WORK INSTRUCTIONS: Lines that include the word "name" are the ones to copy.

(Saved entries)
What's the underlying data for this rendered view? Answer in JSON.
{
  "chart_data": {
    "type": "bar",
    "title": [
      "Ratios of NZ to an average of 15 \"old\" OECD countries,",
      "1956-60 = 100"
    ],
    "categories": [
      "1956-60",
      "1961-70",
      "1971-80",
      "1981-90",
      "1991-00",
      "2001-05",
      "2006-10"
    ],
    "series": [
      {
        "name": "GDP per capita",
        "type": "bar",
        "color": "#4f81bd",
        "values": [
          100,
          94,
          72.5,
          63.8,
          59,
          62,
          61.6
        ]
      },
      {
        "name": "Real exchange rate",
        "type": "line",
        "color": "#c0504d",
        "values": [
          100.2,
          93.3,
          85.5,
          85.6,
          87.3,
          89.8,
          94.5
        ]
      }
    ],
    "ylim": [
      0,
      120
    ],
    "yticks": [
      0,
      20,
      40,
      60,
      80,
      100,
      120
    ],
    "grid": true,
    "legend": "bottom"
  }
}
---
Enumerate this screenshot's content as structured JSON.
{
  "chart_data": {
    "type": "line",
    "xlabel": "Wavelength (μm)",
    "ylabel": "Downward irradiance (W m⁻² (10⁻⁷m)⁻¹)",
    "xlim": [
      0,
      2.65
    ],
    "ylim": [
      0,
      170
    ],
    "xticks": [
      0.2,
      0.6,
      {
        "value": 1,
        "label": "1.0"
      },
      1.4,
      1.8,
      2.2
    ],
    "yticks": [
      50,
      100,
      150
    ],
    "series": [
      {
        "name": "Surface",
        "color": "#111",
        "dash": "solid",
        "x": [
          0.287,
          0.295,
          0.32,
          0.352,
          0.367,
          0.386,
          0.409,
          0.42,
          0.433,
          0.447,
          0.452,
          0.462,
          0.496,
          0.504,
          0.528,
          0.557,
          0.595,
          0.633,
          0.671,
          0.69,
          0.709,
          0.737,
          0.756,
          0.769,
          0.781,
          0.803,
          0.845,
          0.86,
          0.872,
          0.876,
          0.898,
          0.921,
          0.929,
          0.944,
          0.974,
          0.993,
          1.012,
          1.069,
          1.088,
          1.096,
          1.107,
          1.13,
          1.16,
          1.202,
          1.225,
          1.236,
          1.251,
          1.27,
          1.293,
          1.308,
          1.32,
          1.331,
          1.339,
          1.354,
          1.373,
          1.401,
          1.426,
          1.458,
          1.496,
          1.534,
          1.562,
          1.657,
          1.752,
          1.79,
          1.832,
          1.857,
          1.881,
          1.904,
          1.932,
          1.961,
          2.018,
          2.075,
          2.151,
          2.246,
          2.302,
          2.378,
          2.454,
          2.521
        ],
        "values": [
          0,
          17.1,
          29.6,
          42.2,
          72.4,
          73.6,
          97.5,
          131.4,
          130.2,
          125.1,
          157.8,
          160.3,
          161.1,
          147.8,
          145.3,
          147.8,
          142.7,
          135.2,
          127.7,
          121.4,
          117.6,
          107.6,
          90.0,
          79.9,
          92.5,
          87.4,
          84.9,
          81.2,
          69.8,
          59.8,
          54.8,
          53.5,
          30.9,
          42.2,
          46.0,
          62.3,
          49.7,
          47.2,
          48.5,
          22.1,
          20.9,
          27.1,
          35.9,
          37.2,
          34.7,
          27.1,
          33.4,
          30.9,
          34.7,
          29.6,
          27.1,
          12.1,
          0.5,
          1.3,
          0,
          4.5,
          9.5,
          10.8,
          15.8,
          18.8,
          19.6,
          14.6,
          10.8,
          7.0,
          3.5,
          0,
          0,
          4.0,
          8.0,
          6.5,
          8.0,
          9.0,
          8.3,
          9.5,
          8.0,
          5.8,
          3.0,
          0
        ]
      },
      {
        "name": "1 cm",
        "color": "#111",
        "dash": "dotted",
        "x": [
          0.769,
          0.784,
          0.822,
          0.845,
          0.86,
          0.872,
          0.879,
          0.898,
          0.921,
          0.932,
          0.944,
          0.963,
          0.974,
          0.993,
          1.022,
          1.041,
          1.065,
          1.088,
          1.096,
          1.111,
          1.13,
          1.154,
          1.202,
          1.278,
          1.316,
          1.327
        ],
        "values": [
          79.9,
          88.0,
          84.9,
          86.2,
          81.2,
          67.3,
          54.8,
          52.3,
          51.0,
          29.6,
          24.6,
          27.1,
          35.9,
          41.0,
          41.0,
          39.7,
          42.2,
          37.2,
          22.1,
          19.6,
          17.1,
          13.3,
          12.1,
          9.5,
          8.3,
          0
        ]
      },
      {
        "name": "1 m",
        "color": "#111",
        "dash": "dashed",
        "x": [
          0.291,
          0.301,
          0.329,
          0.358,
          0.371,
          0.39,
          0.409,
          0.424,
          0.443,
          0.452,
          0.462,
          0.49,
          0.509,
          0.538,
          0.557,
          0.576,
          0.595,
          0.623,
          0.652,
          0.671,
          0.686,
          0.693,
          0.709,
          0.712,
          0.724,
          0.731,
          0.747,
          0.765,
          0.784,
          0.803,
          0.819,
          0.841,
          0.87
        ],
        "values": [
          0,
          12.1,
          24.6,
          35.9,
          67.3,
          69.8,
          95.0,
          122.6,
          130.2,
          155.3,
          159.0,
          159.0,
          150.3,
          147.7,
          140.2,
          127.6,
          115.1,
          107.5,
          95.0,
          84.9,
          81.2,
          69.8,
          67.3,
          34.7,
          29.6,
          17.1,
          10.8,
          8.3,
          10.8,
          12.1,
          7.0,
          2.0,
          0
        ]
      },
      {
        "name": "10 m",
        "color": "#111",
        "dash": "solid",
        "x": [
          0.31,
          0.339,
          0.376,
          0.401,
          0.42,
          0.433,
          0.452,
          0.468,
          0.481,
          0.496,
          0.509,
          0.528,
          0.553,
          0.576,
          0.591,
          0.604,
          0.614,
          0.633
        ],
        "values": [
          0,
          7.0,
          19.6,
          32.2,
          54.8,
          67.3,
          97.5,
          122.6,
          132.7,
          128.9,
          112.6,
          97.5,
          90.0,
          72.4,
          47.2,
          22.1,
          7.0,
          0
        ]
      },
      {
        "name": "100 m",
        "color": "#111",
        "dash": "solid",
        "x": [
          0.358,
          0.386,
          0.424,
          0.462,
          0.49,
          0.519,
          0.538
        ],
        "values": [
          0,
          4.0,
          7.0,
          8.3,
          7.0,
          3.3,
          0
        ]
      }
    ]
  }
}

PROBLEM SOLUTION:
        "name": "GDP per capita",
        "name": "Real exchange rate",
        "name": "Surface",
        "name": "1 cm",
        "name": "1 m",
        "name": "10 m",
        "name": "100 m",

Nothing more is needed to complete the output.